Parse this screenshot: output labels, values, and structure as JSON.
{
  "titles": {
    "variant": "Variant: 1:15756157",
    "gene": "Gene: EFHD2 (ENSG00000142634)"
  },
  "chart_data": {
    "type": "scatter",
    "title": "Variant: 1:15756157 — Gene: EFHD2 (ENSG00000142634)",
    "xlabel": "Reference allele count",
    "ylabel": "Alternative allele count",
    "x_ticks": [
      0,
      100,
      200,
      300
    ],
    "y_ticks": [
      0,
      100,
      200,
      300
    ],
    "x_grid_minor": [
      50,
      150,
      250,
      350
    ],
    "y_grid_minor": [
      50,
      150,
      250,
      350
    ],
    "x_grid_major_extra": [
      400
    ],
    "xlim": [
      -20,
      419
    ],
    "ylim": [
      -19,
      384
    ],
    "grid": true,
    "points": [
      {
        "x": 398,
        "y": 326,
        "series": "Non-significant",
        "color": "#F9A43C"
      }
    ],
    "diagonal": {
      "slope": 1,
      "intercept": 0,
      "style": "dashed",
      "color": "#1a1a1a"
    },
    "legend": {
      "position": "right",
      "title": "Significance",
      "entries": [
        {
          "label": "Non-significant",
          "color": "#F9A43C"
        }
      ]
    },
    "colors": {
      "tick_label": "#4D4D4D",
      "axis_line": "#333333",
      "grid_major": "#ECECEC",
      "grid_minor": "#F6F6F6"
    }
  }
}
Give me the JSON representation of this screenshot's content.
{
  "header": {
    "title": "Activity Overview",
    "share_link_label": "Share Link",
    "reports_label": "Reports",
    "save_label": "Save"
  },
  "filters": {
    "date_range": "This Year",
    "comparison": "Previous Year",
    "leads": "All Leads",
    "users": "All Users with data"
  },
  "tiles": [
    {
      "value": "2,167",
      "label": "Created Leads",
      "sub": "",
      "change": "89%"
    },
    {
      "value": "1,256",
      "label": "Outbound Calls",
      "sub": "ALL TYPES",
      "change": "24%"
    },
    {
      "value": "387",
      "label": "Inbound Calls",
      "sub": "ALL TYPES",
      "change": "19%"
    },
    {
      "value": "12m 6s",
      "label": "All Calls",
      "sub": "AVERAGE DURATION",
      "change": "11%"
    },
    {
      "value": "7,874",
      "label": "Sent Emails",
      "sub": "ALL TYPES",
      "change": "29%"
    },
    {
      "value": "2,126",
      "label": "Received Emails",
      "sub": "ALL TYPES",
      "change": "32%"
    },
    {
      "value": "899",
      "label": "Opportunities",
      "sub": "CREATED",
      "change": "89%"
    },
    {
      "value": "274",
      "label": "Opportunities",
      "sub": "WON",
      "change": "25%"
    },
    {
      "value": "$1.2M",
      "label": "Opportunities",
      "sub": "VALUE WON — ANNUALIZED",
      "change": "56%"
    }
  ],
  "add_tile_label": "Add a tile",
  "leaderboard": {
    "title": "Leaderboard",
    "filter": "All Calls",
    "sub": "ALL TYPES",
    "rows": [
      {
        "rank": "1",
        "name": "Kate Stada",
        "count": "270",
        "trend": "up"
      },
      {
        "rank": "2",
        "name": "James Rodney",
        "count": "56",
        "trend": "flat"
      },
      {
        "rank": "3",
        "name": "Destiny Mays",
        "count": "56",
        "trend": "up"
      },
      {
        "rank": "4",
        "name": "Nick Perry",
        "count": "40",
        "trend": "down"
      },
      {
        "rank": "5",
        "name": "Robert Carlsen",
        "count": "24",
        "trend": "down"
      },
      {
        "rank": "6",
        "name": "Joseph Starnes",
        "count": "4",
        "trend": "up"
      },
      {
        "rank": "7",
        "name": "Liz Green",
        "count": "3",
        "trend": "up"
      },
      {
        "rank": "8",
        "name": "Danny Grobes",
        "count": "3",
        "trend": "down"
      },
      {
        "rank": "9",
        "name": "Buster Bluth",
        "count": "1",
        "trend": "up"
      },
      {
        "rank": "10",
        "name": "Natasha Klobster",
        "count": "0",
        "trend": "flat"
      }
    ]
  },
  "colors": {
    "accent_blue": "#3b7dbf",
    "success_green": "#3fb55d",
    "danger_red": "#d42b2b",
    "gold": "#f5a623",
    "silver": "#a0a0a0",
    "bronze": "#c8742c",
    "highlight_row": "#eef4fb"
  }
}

= = = =

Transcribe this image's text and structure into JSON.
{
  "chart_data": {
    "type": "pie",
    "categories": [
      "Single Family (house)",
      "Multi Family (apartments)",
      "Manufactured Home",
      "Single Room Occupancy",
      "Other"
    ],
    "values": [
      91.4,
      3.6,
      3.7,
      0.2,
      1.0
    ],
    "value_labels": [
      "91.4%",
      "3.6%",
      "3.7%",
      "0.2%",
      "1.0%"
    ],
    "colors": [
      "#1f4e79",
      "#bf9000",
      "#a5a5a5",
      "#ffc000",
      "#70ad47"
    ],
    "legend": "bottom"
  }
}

= = = =

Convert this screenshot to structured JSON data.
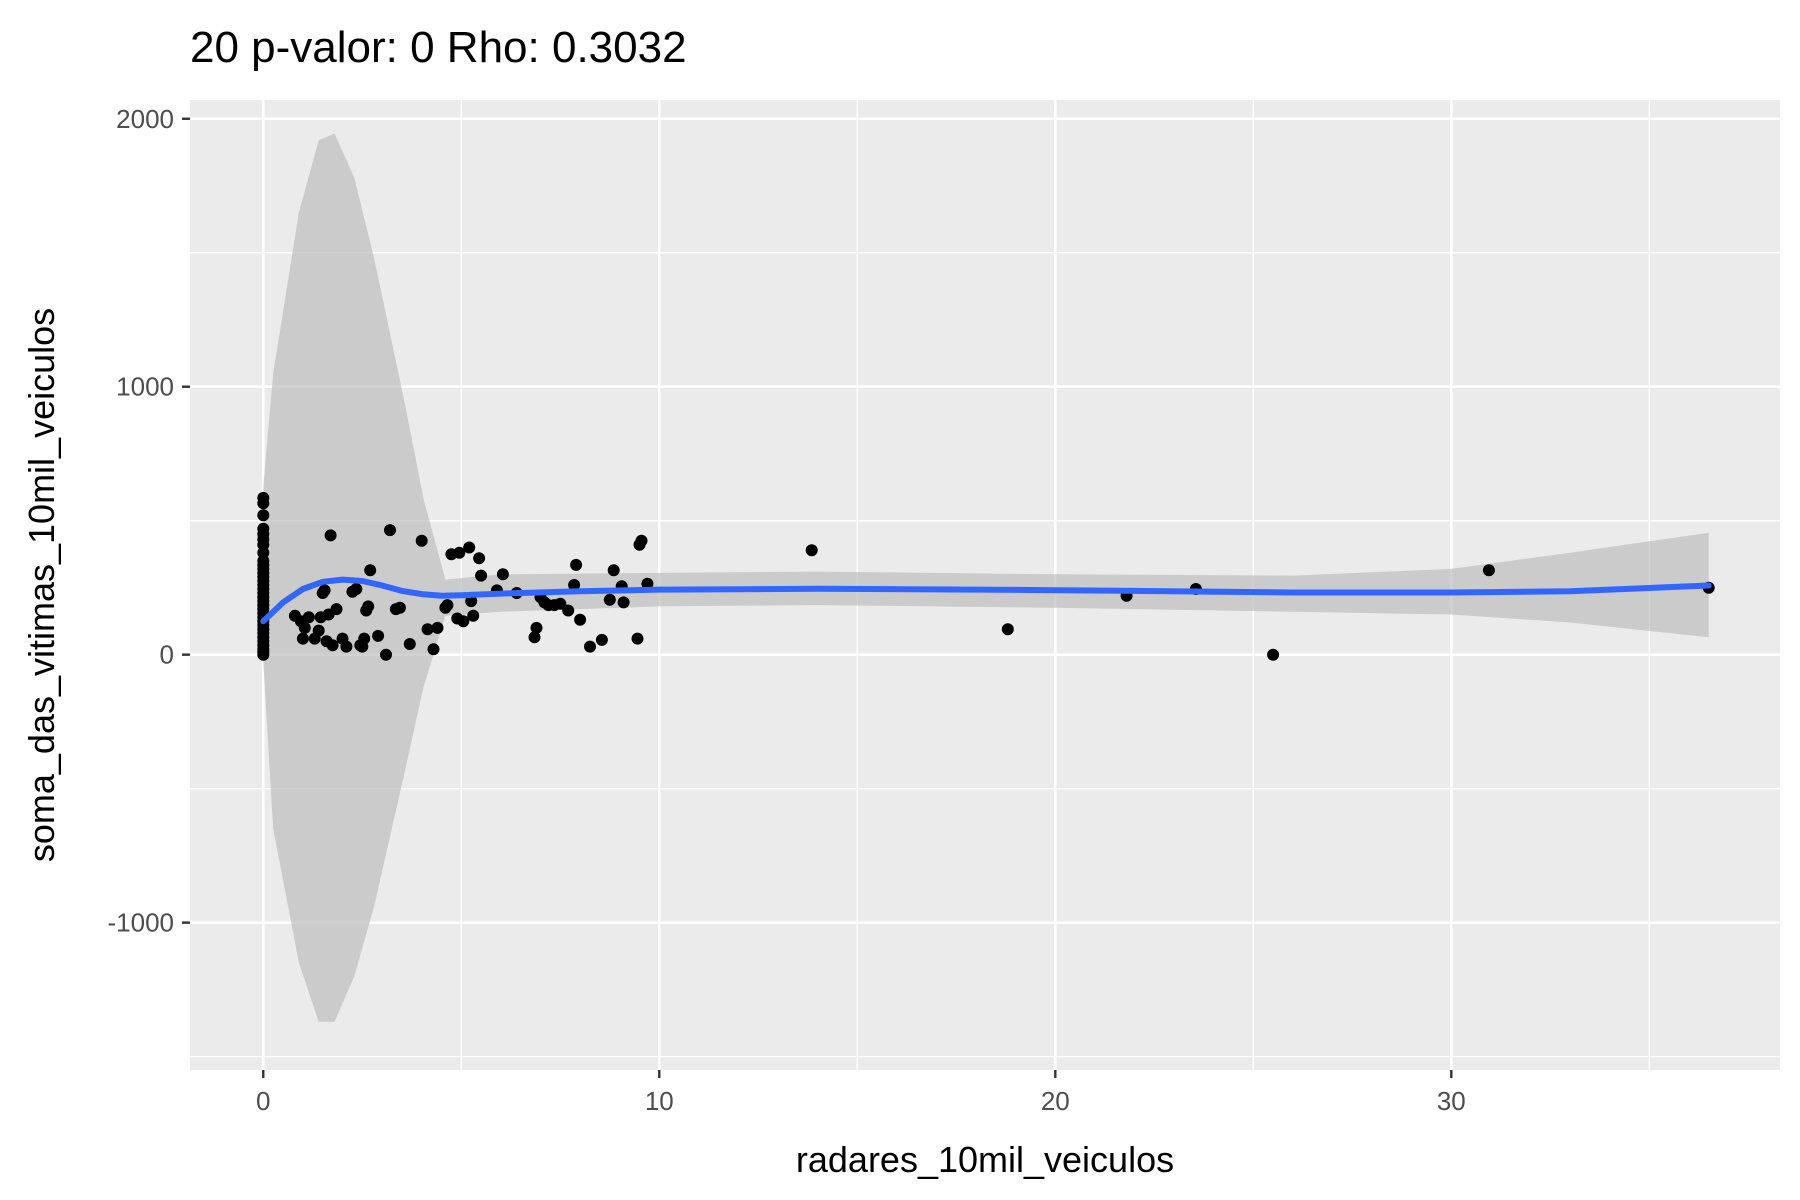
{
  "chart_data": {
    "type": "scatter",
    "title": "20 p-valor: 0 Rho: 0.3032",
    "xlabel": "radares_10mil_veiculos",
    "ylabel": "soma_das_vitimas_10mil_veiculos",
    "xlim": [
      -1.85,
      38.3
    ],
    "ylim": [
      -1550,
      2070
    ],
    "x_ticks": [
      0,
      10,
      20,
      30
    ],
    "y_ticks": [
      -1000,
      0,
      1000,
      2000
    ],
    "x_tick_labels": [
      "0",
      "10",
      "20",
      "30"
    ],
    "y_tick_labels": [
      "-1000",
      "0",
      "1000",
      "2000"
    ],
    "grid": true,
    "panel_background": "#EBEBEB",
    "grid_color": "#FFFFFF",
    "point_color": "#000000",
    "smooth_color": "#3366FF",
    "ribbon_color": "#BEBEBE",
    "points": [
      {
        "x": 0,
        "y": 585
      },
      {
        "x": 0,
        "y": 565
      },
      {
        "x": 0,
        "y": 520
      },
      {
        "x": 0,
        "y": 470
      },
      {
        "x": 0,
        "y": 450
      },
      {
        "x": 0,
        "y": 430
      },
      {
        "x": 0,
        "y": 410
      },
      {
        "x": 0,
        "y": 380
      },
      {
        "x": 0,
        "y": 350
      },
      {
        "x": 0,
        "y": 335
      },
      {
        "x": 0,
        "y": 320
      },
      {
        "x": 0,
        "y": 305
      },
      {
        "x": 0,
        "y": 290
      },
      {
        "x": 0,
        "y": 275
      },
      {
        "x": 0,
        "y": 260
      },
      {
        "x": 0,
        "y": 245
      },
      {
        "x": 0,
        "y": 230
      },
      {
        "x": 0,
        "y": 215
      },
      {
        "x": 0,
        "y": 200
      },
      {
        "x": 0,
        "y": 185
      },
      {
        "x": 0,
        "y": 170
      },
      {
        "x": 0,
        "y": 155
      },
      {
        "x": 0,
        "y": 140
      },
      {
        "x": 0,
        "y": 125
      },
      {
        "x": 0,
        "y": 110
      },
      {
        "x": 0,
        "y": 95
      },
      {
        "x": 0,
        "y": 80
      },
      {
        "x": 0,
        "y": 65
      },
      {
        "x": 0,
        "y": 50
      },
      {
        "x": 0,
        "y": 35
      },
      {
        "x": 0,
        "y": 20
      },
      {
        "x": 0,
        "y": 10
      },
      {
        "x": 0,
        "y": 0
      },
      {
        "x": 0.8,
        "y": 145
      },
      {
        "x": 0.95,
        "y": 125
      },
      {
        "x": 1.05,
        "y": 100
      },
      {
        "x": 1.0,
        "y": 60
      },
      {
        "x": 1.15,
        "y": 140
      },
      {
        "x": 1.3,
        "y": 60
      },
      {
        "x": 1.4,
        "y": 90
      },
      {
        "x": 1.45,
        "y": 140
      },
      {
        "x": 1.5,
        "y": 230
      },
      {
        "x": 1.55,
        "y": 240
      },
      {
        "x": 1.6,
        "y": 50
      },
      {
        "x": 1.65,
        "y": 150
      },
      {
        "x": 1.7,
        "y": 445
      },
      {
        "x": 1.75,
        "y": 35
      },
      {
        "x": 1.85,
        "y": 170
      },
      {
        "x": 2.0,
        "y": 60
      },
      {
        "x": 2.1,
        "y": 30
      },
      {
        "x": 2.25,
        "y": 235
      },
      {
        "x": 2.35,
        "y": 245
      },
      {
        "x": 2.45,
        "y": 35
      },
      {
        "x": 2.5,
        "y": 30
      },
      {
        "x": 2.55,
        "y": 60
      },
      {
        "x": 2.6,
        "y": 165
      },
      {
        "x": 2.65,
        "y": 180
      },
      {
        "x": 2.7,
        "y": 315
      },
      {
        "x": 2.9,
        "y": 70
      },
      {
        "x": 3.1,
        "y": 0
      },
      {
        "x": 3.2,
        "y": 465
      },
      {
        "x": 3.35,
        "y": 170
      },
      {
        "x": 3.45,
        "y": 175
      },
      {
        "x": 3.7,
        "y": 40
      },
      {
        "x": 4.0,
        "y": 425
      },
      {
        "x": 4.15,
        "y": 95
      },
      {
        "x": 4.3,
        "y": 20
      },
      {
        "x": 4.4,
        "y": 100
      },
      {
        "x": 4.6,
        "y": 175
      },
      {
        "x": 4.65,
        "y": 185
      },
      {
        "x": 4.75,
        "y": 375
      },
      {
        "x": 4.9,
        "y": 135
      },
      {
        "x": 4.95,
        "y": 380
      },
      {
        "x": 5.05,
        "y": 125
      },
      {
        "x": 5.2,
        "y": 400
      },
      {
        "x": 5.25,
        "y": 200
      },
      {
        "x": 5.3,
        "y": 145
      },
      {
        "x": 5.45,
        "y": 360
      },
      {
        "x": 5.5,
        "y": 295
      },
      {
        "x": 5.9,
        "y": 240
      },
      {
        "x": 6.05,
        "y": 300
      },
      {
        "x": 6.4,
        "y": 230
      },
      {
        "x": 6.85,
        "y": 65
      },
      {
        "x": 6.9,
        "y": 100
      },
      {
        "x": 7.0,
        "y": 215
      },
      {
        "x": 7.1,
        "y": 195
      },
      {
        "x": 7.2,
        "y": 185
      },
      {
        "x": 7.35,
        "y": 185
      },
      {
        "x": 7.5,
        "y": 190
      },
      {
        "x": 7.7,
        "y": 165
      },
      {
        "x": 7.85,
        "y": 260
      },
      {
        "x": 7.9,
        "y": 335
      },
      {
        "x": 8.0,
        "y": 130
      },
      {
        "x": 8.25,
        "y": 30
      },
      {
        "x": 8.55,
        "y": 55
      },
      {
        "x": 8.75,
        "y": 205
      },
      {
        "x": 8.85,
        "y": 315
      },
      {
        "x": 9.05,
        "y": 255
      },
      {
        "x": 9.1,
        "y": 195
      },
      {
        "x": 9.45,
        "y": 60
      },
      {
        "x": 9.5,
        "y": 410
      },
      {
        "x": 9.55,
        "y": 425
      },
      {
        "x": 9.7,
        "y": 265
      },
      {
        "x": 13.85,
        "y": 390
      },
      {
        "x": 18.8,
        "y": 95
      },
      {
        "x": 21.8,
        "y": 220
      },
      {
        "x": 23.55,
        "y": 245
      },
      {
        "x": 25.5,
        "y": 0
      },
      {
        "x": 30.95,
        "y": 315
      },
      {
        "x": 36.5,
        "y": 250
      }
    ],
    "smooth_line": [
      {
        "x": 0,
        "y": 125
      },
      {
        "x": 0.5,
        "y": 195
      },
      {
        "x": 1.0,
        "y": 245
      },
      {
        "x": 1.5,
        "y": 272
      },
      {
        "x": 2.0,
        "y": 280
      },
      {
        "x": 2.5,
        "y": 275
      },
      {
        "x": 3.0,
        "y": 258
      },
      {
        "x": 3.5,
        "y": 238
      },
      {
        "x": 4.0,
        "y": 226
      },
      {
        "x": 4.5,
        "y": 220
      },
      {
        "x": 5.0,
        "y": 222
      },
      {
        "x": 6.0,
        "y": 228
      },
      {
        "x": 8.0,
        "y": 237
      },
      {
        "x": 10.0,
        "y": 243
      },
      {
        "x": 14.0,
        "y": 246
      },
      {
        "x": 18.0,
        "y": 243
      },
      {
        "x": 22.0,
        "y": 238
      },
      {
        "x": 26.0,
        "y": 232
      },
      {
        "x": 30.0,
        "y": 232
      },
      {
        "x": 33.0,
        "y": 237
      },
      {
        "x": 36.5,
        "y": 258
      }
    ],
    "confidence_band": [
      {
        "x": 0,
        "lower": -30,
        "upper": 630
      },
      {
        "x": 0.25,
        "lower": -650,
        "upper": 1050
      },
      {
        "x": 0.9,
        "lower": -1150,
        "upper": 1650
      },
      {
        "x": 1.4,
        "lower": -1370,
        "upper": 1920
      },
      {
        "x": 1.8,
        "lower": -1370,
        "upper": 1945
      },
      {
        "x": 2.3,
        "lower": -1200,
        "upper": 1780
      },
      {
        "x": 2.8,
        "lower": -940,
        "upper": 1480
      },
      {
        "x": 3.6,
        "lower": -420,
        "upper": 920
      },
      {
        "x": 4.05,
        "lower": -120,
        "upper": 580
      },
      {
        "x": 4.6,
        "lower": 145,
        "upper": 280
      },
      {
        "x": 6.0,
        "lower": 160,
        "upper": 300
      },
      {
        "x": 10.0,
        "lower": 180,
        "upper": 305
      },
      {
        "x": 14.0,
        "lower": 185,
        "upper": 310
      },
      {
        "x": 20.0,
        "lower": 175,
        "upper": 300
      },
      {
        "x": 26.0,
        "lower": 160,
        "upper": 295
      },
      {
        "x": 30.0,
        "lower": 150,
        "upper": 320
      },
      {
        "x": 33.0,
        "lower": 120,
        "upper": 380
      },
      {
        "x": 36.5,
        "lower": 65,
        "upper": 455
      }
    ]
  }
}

= = = =

*What to produce:*
Tally the lines above that contain the word "Single", and reply with only the number.

*The answer:*
2